Dataset rows about figures:
┄┄┄┄┄┄
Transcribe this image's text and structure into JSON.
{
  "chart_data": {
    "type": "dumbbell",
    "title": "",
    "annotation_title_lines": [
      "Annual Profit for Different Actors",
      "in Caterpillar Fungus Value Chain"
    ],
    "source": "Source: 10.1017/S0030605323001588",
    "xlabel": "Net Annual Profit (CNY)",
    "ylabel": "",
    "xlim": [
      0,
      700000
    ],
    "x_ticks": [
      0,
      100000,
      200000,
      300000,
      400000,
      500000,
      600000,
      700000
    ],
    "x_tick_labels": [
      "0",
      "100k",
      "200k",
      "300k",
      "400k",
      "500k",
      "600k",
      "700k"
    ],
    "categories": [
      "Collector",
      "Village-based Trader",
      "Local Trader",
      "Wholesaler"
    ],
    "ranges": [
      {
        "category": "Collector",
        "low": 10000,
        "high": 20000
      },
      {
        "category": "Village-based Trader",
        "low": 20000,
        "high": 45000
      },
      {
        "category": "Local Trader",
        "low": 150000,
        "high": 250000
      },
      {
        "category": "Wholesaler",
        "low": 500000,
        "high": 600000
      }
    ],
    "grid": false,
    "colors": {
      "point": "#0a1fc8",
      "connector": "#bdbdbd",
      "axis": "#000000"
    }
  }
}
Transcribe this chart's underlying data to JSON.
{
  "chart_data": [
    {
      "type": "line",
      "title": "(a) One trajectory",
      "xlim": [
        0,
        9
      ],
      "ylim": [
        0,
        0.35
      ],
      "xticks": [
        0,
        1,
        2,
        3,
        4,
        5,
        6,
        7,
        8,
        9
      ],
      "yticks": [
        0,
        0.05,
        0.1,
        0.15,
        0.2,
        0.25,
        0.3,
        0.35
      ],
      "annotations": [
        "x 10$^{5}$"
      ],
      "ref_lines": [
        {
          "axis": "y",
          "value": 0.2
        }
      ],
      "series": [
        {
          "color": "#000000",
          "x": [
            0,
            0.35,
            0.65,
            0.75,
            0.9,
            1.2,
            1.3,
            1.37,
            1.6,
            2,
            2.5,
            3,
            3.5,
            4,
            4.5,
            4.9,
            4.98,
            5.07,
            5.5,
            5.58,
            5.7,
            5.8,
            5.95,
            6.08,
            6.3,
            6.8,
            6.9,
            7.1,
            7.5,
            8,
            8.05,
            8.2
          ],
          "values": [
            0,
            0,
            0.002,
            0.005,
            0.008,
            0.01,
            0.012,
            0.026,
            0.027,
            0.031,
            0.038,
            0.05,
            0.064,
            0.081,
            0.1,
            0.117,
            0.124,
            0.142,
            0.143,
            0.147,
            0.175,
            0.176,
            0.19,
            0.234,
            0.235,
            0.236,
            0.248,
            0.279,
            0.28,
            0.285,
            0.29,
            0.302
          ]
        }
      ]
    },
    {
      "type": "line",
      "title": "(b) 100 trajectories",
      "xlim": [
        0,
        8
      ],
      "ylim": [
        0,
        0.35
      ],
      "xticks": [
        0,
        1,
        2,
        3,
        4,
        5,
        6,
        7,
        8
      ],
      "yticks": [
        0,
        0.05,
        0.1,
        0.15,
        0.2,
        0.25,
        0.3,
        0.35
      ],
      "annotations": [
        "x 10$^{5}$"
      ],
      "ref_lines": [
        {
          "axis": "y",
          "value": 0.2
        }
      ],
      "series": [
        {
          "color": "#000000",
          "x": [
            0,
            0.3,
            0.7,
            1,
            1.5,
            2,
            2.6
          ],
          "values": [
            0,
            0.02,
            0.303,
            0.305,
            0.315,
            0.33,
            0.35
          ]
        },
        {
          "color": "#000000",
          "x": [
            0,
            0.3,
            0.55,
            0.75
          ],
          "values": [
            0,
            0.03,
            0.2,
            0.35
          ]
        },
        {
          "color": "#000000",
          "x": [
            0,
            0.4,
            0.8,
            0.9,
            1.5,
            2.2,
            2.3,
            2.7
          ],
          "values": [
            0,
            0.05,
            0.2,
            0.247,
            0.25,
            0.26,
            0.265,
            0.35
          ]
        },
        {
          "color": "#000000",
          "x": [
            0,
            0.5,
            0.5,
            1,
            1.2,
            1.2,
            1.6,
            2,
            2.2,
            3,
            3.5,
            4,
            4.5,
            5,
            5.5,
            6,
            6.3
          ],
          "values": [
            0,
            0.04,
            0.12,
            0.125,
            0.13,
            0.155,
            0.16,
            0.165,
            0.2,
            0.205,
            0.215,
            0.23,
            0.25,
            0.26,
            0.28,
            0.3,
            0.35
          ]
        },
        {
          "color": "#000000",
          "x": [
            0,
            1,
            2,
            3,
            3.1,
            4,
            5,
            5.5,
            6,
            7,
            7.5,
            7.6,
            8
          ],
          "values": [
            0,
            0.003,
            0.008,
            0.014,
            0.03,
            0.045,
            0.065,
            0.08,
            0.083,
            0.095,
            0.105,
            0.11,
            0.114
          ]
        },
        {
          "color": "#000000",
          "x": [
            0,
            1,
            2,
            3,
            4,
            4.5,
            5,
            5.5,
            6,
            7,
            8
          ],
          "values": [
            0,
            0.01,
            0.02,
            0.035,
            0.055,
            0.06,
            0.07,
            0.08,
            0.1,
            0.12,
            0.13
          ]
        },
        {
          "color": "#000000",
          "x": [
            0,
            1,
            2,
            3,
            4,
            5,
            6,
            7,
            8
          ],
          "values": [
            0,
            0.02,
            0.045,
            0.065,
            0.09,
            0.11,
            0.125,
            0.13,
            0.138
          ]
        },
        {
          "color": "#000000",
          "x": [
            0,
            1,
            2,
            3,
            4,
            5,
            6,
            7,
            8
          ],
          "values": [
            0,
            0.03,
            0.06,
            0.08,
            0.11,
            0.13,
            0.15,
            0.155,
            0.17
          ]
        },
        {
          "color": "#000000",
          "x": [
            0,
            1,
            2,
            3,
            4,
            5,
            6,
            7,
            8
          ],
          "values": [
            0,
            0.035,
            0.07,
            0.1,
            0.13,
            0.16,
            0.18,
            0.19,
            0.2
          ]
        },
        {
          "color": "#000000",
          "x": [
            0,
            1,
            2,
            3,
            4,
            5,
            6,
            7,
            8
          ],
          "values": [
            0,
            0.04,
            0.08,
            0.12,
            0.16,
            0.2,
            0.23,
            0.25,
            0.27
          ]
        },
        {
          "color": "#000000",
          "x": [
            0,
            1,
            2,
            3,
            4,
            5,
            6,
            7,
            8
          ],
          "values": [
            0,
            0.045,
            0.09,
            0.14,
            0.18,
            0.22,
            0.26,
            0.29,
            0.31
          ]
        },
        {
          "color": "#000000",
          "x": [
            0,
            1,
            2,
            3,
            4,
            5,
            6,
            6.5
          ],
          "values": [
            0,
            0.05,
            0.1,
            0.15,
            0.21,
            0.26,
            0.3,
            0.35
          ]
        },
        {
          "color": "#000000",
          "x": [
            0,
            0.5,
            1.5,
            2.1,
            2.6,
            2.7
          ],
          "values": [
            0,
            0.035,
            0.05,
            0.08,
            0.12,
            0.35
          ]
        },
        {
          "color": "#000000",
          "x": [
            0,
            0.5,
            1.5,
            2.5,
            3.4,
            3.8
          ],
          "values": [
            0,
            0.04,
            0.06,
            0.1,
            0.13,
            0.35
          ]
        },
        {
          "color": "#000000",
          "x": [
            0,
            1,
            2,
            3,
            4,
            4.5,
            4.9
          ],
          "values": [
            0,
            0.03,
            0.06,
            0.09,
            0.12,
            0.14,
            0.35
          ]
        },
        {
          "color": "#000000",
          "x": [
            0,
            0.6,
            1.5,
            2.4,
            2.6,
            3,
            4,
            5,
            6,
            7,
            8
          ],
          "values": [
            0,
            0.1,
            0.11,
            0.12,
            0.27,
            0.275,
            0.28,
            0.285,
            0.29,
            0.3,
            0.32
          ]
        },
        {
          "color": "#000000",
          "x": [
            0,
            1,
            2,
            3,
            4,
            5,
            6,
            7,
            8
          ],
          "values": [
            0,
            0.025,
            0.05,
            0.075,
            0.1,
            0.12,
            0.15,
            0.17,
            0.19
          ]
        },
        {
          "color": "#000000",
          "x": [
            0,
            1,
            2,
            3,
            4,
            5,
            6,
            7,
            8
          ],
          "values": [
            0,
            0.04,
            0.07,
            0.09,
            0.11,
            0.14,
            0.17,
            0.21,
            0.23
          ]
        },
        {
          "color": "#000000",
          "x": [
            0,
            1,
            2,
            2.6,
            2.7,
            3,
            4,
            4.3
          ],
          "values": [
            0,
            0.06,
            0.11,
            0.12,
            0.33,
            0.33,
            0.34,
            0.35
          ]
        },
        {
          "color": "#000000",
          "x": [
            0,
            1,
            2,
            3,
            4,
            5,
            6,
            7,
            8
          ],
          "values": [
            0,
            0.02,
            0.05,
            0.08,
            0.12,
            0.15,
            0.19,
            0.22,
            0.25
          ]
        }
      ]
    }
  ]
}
┄┄┄┄┄┄
**Problem description**
Check each line of the records above for the word "this", then give the number of lines that have it, with no other words.

**Response below**
2